▶ _TASK DETAILS_
Please transcribe the data below exactly. Leave the pictures out.

···

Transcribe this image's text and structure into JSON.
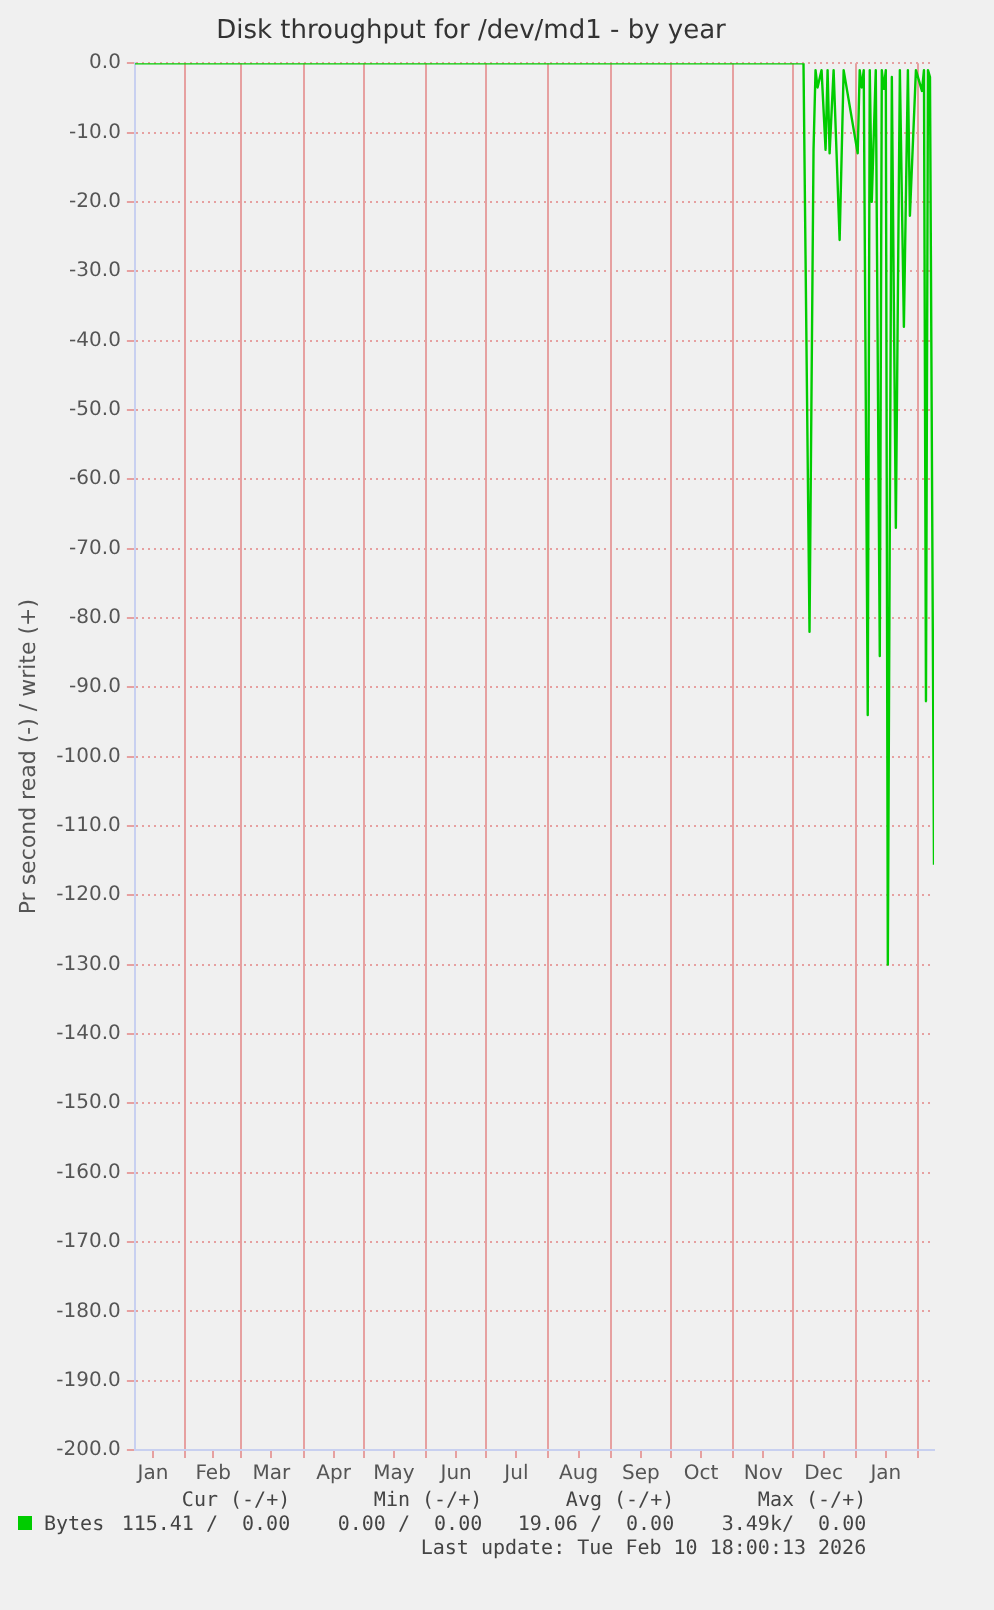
{
  "chart_data": {
    "type": "line",
    "title": "Disk throughput for /dev/md1 - by year",
    "ylabel": "Pr second read (-) / write (+)",
    "x": [
      "2025-01-07",
      "2025-12-06",
      "2025-12-09",
      "2025-12-11",
      "2025-12-12",
      "2025-12-13",
      "2025-12-15",
      "2025-12-17",
      "2025-12-18",
      "2025-12-19",
      "2025-12-21",
      "2025-12-24",
      "2025-12-26",
      "2026-01-02",
      "2026-01-03",
      "2026-01-04",
      "2026-01-05",
      "2026-01-07",
      "2026-01-08",
      "2026-01-09",
      "2026-01-11",
      "2026-01-13",
      "2026-01-14",
      "2026-01-15",
      "2026-01-16",
      "2026-01-17",
      "2026-01-19",
      "2026-01-21",
      "2026-01-23",
      "2026-01-25",
      "2026-01-27",
      "2026-01-28",
      "2026-01-31",
      "2026-02-03",
      "2026-02-04",
      "2026-02-05",
      "2026-02-06",
      "2026-02-07",
      "2026-02-09"
    ],
    "series": [
      {
        "name": "Bytes",
        "color": "#00cc00",
        "values": [
          0,
          0,
          -82,
          -12.5,
          -1,
          -3.5,
          -1,
          -12.5,
          -1,
          -13,
          -1,
          -25.5,
          -1,
          -13,
          -1,
          -3.5,
          -1,
          -94,
          -1,
          -20,
          -1,
          -85.5,
          -1,
          -3.7,
          -1,
          -130,
          -2,
          -67,
          -1,
          -38,
          -1,
          -22,
          -1,
          -4,
          -1,
          -92,
          -1,
          -2,
          -115.6
        ]
      }
    ],
    "xlim": [
      "2025-01-07",
      "2026-02-09"
    ],
    "xticks": [
      {
        "value": "2025-01-16",
        "label": "Jan"
      },
      {
        "value": "2025-02-01",
        "label": null
      },
      {
        "value": "2025-02-15",
        "label": "Feb"
      },
      {
        "value": "2025-03-01",
        "label": null
      },
      {
        "value": "2025-03-16",
        "label": "Mar"
      },
      {
        "value": "2025-04-01",
        "label": null
      },
      {
        "value": "2025-04-16",
        "label": "Apr"
      },
      {
        "value": "2025-05-01",
        "label": null
      },
      {
        "value": "2025-05-16",
        "label": "May"
      },
      {
        "value": "2025-06-01",
        "label": null
      },
      {
        "value": "2025-06-16",
        "label": "Jun"
      },
      {
        "value": "2025-07-01",
        "label": null
      },
      {
        "value": "2025-07-16",
        "label": "Jul"
      },
      {
        "value": "2025-08-01",
        "label": null
      },
      {
        "value": "2025-08-16",
        "label": "Aug"
      },
      {
        "value": "2025-09-01",
        "label": null
      },
      {
        "value": "2025-09-16",
        "label": "Sep"
      },
      {
        "value": "2025-10-01",
        "label": null
      },
      {
        "value": "2025-10-16",
        "label": "Oct"
      },
      {
        "value": "2025-11-01",
        "label": null
      },
      {
        "value": "2025-11-16",
        "label": "Nov"
      },
      {
        "value": "2025-12-01",
        "label": null
      },
      {
        "value": "2025-12-16",
        "label": "Dec"
      },
      {
        "value": "2026-01-01",
        "label": null
      },
      {
        "value": "2026-01-16",
        "label": "Jan"
      },
      {
        "value": "2026-02-01",
        "label": null
      }
    ],
    "ylim": [
      -200,
      0
    ],
    "yticks": [
      {
        "value": 0,
        "label": "0.0"
      },
      {
        "value": -10,
        "label": "-10.0"
      },
      {
        "value": -20,
        "label": "-20.0"
      },
      {
        "value": -30,
        "label": "-30.0"
      },
      {
        "value": -40,
        "label": "-40.0"
      },
      {
        "value": -50,
        "label": "-50.0"
      },
      {
        "value": -60,
        "label": "-60.0"
      },
      {
        "value": -70,
        "label": "-70.0"
      },
      {
        "value": -80,
        "label": "-80.0"
      },
      {
        "value": -90,
        "label": "-90.0"
      },
      {
        "value": -100,
        "label": "-100.0"
      },
      {
        "value": -110,
        "label": "-110.0"
      },
      {
        "value": -120,
        "label": "-120.0"
      },
      {
        "value": -130,
        "label": "-130.0"
      },
      {
        "value": -140,
        "label": "-140.0"
      },
      {
        "value": -150,
        "label": "-150.0"
      },
      {
        "value": -160,
        "label": "-160.0"
      },
      {
        "value": -170,
        "label": "-170.0"
      },
      {
        "value": -180,
        "label": "-180.0"
      },
      {
        "value": -190,
        "label": "-190.0"
      },
      {
        "value": -200,
        "label": "-200.0"
      }
    ],
    "grid": true,
    "legend": "bottom",
    "marker": "none",
    "line_style": "solid",
    "annotations": [
      "Cur (-/+)",
      "Min (-/+)",
      "Avg (-/+)",
      "Max (-/+)",
      "115.41 /  0.00",
      "0.00 /  0.00",
      "19.06 /  0.00",
      "3.49k/  0.00",
      "Last update: Tue Feb 10 18:00:13 2026"
    ]
  }
}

···

▶ _ANSWER TO THIS TASK_
Transcribe this image's text and structure into JSON.
{
  "chart_data": {
    "type": "line",
    "title": "Disk throughput for /dev/md1 - by year",
    "ylabel": "Pr second read (-) / write (+)",
    "x": [
      "2025-01-07",
      "2025-12-06",
      "2025-12-09",
      "2025-12-11",
      "2025-12-12",
      "2025-12-13",
      "2025-12-15",
      "2025-12-17",
      "2025-12-18",
      "2025-12-19",
      "2025-12-21",
      "2025-12-24",
      "2025-12-26",
      "2026-01-02",
      "2026-01-03",
      "2026-01-04",
      "2026-01-05",
      "2026-01-07",
      "2026-01-08",
      "2026-01-09",
      "2026-01-11",
      "2026-01-13",
      "2026-01-14",
      "2026-01-15",
      "2026-01-16",
      "2026-01-17",
      "2026-01-19",
      "2026-01-21",
      "2026-01-23",
      "2026-01-25",
      "2026-01-27",
      "2026-01-28",
      "2026-01-31",
      "2026-02-03",
      "2026-02-04",
      "2026-02-05",
      "2026-02-06",
      "2026-02-07",
      "2026-02-09"
    ],
    "series": [
      {
        "name": "Bytes",
        "color": "#00cc00",
        "values": [
          0,
          0,
          -82,
          -12.5,
          -1,
          -3.5,
          -1,
          -12.5,
          -1,
          -13,
          -1,
          -25.5,
          -1,
          -13,
          -1,
          -3.5,
          -1,
          -94,
          -1,
          -20,
          -1,
          -85.5,
          -1,
          -3.7,
          -1,
          -130,
          -2,
          -67,
          -1,
          -38,
          -1,
          -22,
          -1,
          -4,
          -1,
          -92,
          -1,
          -2,
          -115.6
        ]
      }
    ],
    "xlim": [
      "2025-01-07",
      "2026-02-09"
    ],
    "xticks": [
      {
        "value": "2025-01-16",
        "label": "Jan"
      },
      {
        "value": "2025-02-01",
        "label": null
      },
      {
        "value": "2025-02-15",
        "label": "Feb"
      },
      {
        "value": "2025-03-01",
        "label": null
      },
      {
        "value": "2025-03-16",
        "label": "Mar"
      },
      {
        "value": "2025-04-01",
        "label": null
      },
      {
        "value": "2025-04-16",
        "label": "Apr"
      },
      {
        "value": "2025-05-01",
        "label": null
      },
      {
        "value": "2025-05-16",
        "label": "May"
      },
      {
        "value": "2025-06-01",
        "label": null
      },
      {
        "value": "2025-06-16",
        "label": "Jun"
      },
      {
        "value": "2025-07-01",
        "label": null
      },
      {
        "value": "2025-07-16",
        "label": "Jul"
      },
      {
        "value": "2025-08-01",
        "label": null
      },
      {
        "value": "2025-08-16",
        "label": "Aug"
      },
      {
        "value": "2025-09-01",
        "label": null
      },
      {
        "value": "2025-09-16",
        "label": "Sep"
      },
      {
        "value": "2025-10-01",
        "label": null
      },
      {
        "value": "2025-10-16",
        "label": "Oct"
      },
      {
        "value": "2025-11-01",
        "label": null
      },
      {
        "value": "2025-11-16",
        "label": "Nov"
      },
      {
        "value": "2025-12-01",
        "label": null
      },
      {
        "value": "2025-12-16",
        "label": "Dec"
      },
      {
        "value": "2026-01-01",
        "label": null
      },
      {
        "value": "2026-01-16",
        "label": "Jan"
      },
      {
        "value": "2026-02-01",
        "label": null
      }
    ],
    "ylim": [
      -200,
      0
    ],
    "yticks": [
      {
        "value": 0,
        "label": "0.0"
      },
      {
        "value": -10,
        "label": "-10.0"
      },
      {
        "value": -20,
        "label": "-20.0"
      },
      {
        "value": -30,
        "label": "-30.0"
      },
      {
        "value": -40,
        "label": "-40.0"
      },
      {
        "value": -50,
        "label": "-50.0"
      },
      {
        "value": -60,
        "label": "-60.0"
      },
      {
        "value": -70,
        "label": "-70.0"
      },
      {
        "value": -80,
        "label": "-80.0"
      },
      {
        "value": -90,
        "label": "-90.0"
      },
      {
        "value": -100,
        "label": "-100.0"
      },
      {
        "value": -110,
        "label": "-110.0"
      },
      {
        "value": -120,
        "label": "-120.0"
      },
      {
        "value": -130,
        "label": "-130.0"
      },
      {
        "value": -140,
        "label": "-140.0"
      },
      {
        "value": -150,
        "label": "-150.0"
      },
      {
        "value": -160,
        "label": "-160.0"
      },
      {
        "value": -170,
        "label": "-170.0"
      },
      {
        "value": -180,
        "label": "-180.0"
      },
      {
        "value": -190,
        "label": "-190.0"
      },
      {
        "value": -200,
        "label": "-200.0"
      }
    ],
    "grid": true,
    "legend": "bottom",
    "marker": "none",
    "line_style": "solid",
    "annotations": [
      "Cur (-/+)",
      "Min (-/+)",
      "Avg (-/+)",
      "Max (-/+)",
      "115.41 /  0.00",
      "0.00 /  0.00",
      "19.06 /  0.00",
      "3.49k/  0.00",
      "Last update: Tue Feb 10 18:00:13 2026"
    ]
  }
}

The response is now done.